Identify the lines that contain the string "icon" and copy all of them.

Start LISTED ENTRIES

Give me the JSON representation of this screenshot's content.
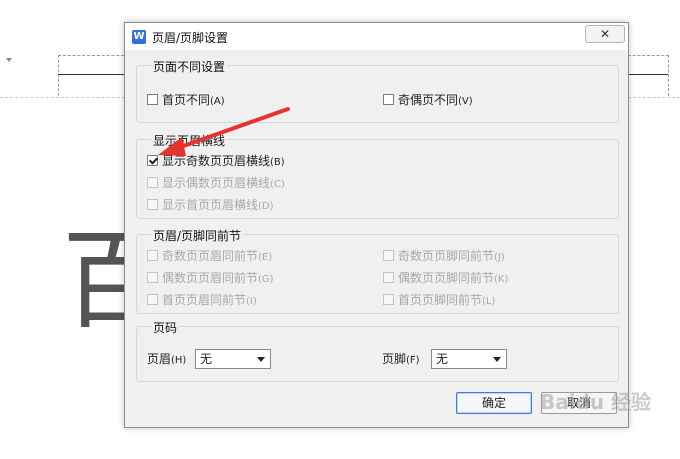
{
  "dialog": {
    "title": "页眉/页脚设置",
    "app_icon": "wps-writer-icon",
    "close_label": "✕"
  },
  "sections": {
    "different": {
      "title": "页面不同设置",
      "first_page": {
        "label": "首页不同",
        "key": "(A)",
        "checked": false
      },
      "odd_even": {
        "label": "奇偶页不同",
        "key": "(V)",
        "checked": false
      }
    },
    "header_line": {
      "title": "显示页眉横线",
      "odd": {
        "label": "显示奇数页页眉横线",
        "key": "(B)",
        "checked": true
      },
      "even": {
        "label": "显示偶数页页眉横线",
        "key": "(C)",
        "checked": false
      },
      "first": {
        "label": "显示首页页眉横线",
        "key": "(D)",
        "checked": false
      }
    },
    "same_as_prev": {
      "title": "页眉/页脚同前节",
      "odd_header": {
        "label": "奇数页页眉同前节",
        "key": "(E)"
      },
      "even_header": {
        "label": "偶数页页眉同前节",
        "key": "(G)"
      },
      "first_header": {
        "label": "首页页眉同前节",
        "key": "(I)"
      },
      "odd_footer": {
        "label": "奇数页页脚同前节",
        "key": "(J)"
      },
      "even_footer": {
        "label": "偶数页页脚同前节",
        "key": "(K)"
      },
      "first_footer": {
        "label": "首页页脚同前节",
        "key": "(L)"
      }
    },
    "page_number": {
      "title": "页码",
      "header_label": "页眉",
      "header_key": "(H)",
      "header_value": "无",
      "footer_label": "页脚",
      "footer_key": "(F)",
      "footer_value": "无"
    }
  },
  "buttons": {
    "ok": "确定",
    "cancel": "取消"
  },
  "document": {
    "big_char": "百"
  },
  "annotation": {
    "arrow_color": "#e8322c"
  },
  "watermark": "Baidu 经验"
}
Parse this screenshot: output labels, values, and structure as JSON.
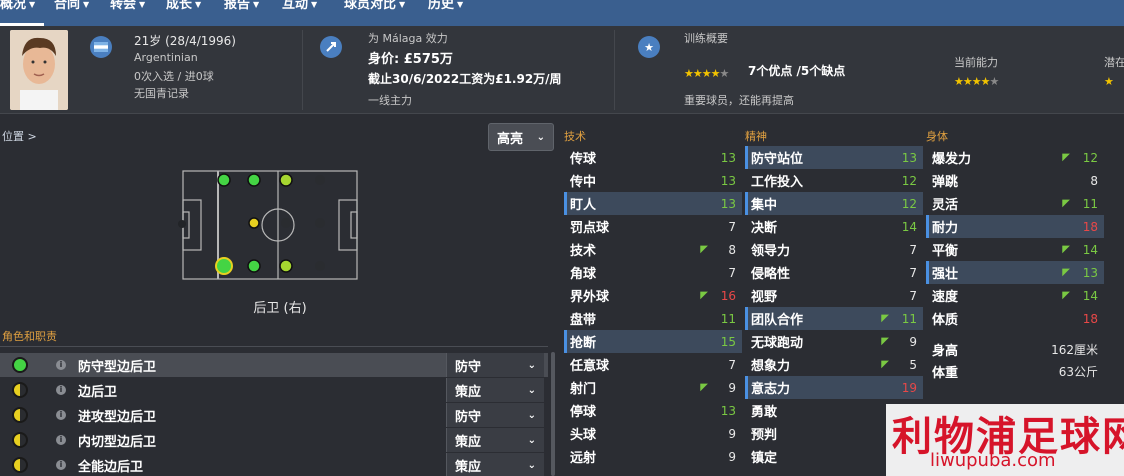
{
  "nav": {
    "items": [
      {
        "label": "概况",
        "active": true
      },
      {
        "label": "合同",
        "active": false
      },
      {
        "label": "转会",
        "active": false
      },
      {
        "label": "成长",
        "active": false
      },
      {
        "label": "报告",
        "active": false
      },
      {
        "label": "互动",
        "active": false
      },
      {
        "label": "球员对比",
        "active": false
      },
      {
        "label": "历史",
        "active": false
      }
    ]
  },
  "info": {
    "age": "21岁 (28/4/1996)",
    "nationality": "Argentinian",
    "caps": "0次入选 / 进0球",
    "youth": "无国青记录",
    "club_line": "为 Málaga 效力",
    "value": "身价: £575万",
    "contract": "截止30/6/2022工资为£1.92万/周",
    "squad_status": "一线主力",
    "training_title": "训练概要",
    "training_stars_text": "7个优点 /5个缺点",
    "training_note": "重要球员，还能再提高",
    "current_ability_label": "当前能力",
    "potential_label": "潜在",
    "training_stars": 4,
    "current_ability_stars": 4
  },
  "left": {
    "position_link": "位置 >",
    "dropdown_value": "高亮",
    "position_label": "后卫 (右)",
    "roles_title": "角色和职责",
    "roles": [
      {
        "name": "防守型边后卫",
        "duty": "防守",
        "dot": "green",
        "selected": true
      },
      {
        "name": "边后卫",
        "duty": "策应",
        "dot": "half",
        "selected": false
      },
      {
        "name": "进攻型边后卫",
        "duty": "防守",
        "dot": "half",
        "selected": false
      },
      {
        "name": "内切型边后卫",
        "duty": "策应",
        "dot": "half",
        "selected": false
      },
      {
        "name": "全能边后卫",
        "duty": "策应",
        "dot": "half",
        "selected": false
      }
    ]
  },
  "technical": {
    "title": "技术",
    "rows": [
      {
        "name": "传球",
        "value": "13",
        "color": "green",
        "hl": false,
        "arrow": false
      },
      {
        "name": "传中",
        "value": "13",
        "color": "green",
        "hl": false,
        "arrow": false
      },
      {
        "name": "盯人",
        "value": "13",
        "color": "green",
        "hl": true,
        "arrow": false
      },
      {
        "name": "罚点球",
        "value": "7",
        "color": "white",
        "hl": false,
        "arrow": false
      },
      {
        "name": "技术",
        "value": "8",
        "color": "white",
        "hl": false,
        "arrow": true
      },
      {
        "name": "角球",
        "value": "7",
        "color": "white",
        "hl": false,
        "arrow": false
      },
      {
        "name": "界外球",
        "value": "16",
        "color": "red",
        "hl": false,
        "arrow": true
      },
      {
        "name": "盘带",
        "value": "11",
        "color": "green",
        "hl": false,
        "arrow": false
      },
      {
        "name": "抢断",
        "value": "15",
        "color": "green",
        "hl": true,
        "arrow": false
      },
      {
        "name": "任意球",
        "value": "7",
        "color": "white",
        "hl": false,
        "arrow": false
      },
      {
        "name": "射门",
        "value": "9",
        "color": "white",
        "hl": false,
        "arrow": true
      },
      {
        "name": "停球",
        "value": "13",
        "color": "green",
        "hl": false,
        "arrow": false
      },
      {
        "name": "头球",
        "value": "9",
        "color": "white",
        "hl": false,
        "arrow": false
      },
      {
        "name": "远射",
        "value": "9",
        "color": "white",
        "hl": false,
        "arrow": false
      }
    ]
  },
  "mental": {
    "title": "精神",
    "rows": [
      {
        "name": "防守站位",
        "value": "13",
        "color": "green",
        "hl": true,
        "arrow": false
      },
      {
        "name": "工作投入",
        "value": "12",
        "color": "green",
        "hl": false,
        "arrow": false
      },
      {
        "name": "集中",
        "value": "12",
        "color": "green",
        "hl": true,
        "arrow": false
      },
      {
        "name": "决断",
        "value": "14",
        "color": "green",
        "hl": false,
        "arrow": false
      },
      {
        "name": "领导力",
        "value": "7",
        "color": "white",
        "hl": false,
        "arrow": false
      },
      {
        "name": "侵略性",
        "value": "7",
        "color": "white",
        "hl": false,
        "arrow": false
      },
      {
        "name": "视野",
        "value": "7",
        "color": "white",
        "hl": false,
        "arrow": false
      },
      {
        "name": "团队合作",
        "value": "11",
        "color": "green",
        "hl": true,
        "arrow": true
      },
      {
        "name": "无球跑动",
        "value": "9",
        "color": "white",
        "hl": false,
        "arrow": true
      },
      {
        "name": "想象力",
        "value": "5",
        "color": "white",
        "hl": false,
        "arrow": true
      },
      {
        "name": "意志力",
        "value": "19",
        "color": "red",
        "hl": true,
        "arrow": false
      },
      {
        "name": "勇敢",
        "value": "",
        "color": "white",
        "hl": false,
        "arrow": false
      },
      {
        "name": "预判",
        "value": "",
        "color": "white",
        "hl": false,
        "arrow": false
      },
      {
        "name": "镇定",
        "value": "",
        "color": "white",
        "hl": false,
        "arrow": false
      }
    ]
  },
  "physical": {
    "title": "身体",
    "rows": [
      {
        "name": "爆发力",
        "value": "12",
        "color": "green",
        "hl": false,
        "arrow": true
      },
      {
        "name": "弹跳",
        "value": "8",
        "color": "white",
        "hl": false,
        "arrow": false
      },
      {
        "name": "灵活",
        "value": "11",
        "color": "green",
        "hl": false,
        "arrow": true
      },
      {
        "name": "耐力",
        "value": "18",
        "color": "red",
        "hl": true,
        "arrow": false
      },
      {
        "name": "平衡",
        "value": "14",
        "color": "green",
        "hl": false,
        "arrow": true
      },
      {
        "name": "强壮",
        "value": "13",
        "color": "green",
        "hl": true,
        "arrow": true
      },
      {
        "name": "速度",
        "value": "14",
        "color": "green",
        "hl": false,
        "arrow": true
      },
      {
        "name": "体质",
        "value": "18",
        "color": "red",
        "hl": false,
        "arrow": false
      }
    ],
    "height_label": "身高",
    "height_value": "162厘米",
    "weight_label": "体重",
    "weight_value": "63公斤"
  },
  "watermark": {
    "cn": "利物浦足球网",
    "url": "liwupuba.com"
  }
}
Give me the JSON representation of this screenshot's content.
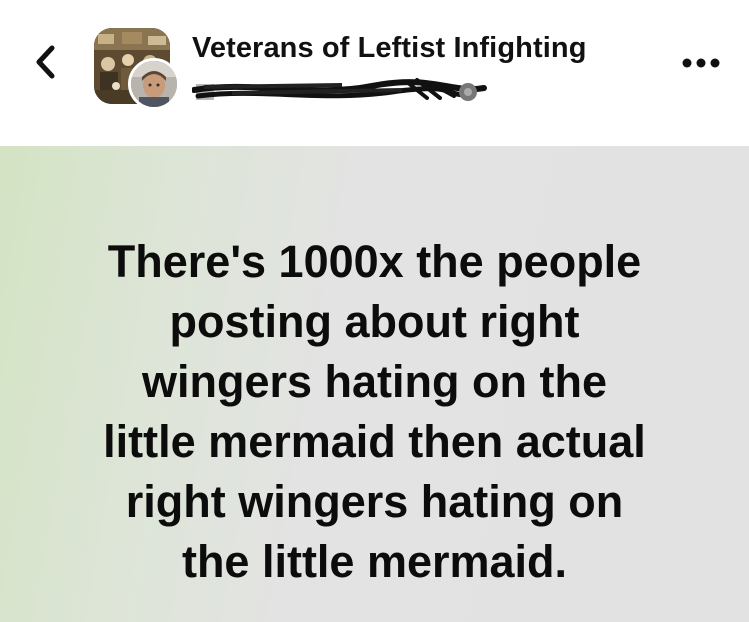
{
  "header": {
    "group_name": "Veterans of Leftist Infighting",
    "back_icon": "chevron-left-icon",
    "more_icon": "more-horizontal-icon"
  },
  "post": {
    "text": "There's 1000x the people\nposting about right\nwingers hating on the\nlittle mermaid then actual\nright wingers hating on\nthe little mermaid.",
    "background_gradient_start": "#d3e3c3",
    "background_gradient_end": "#e2e2e2"
  }
}
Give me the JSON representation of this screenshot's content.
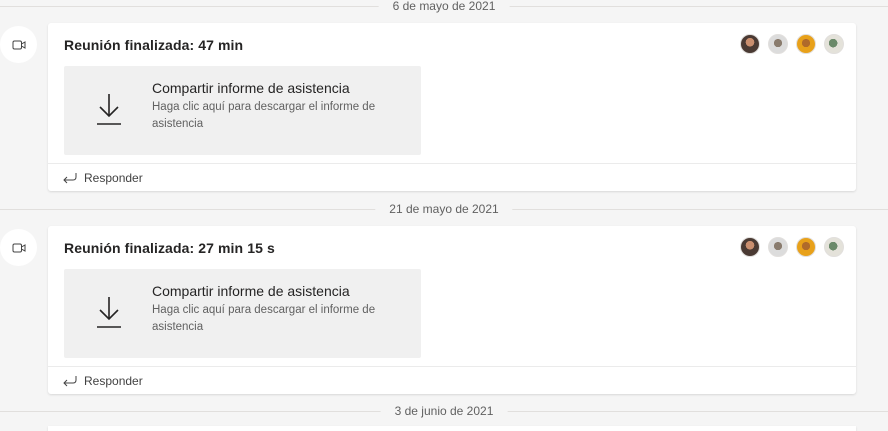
{
  "colors": {
    "background": "#f5f5f5",
    "card": "#ffffff",
    "attachment_bg": "#f0f0f0",
    "separator": "#e1dfdd",
    "text_primary": "#252424",
    "text_secondary": "#616161"
  },
  "messages": [
    {
      "date": "6 de mayo de 2021",
      "title_prefix": "Reunión finalizada:",
      "duration": "47 min",
      "participants": [
        "avatar-1",
        "avatar-2",
        "avatar-3",
        "avatar-4"
      ],
      "attachment": {
        "icon": "download-icon",
        "title": "Compartir informe de asistencia",
        "description": "Haga clic aquí para descargar el informe de asistencia"
      },
      "reply_label": "Responder"
    },
    {
      "date": "21 de mayo de 2021",
      "title_prefix": "Reunión finalizada:",
      "duration": "27 min 15 s",
      "participants": [
        "avatar-1",
        "avatar-2",
        "avatar-3",
        "avatar-4"
      ],
      "attachment": {
        "icon": "download-icon",
        "title": "Compartir informe de asistencia",
        "description": "Haga clic aquí para descargar el informe de asistencia"
      },
      "reply_label": "Responder"
    }
  ],
  "next_date": "3 de junio de 2021"
}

End LISTED ENTRIES

### EXERCISE ANSWER:
    "app_icon": "wps-writer-icon",
    "back_icon": "chevron-left-icon",
    "more_icon": "more-horizontal-icon"
        "icon": "download-icon",
        "icon": "download-icon",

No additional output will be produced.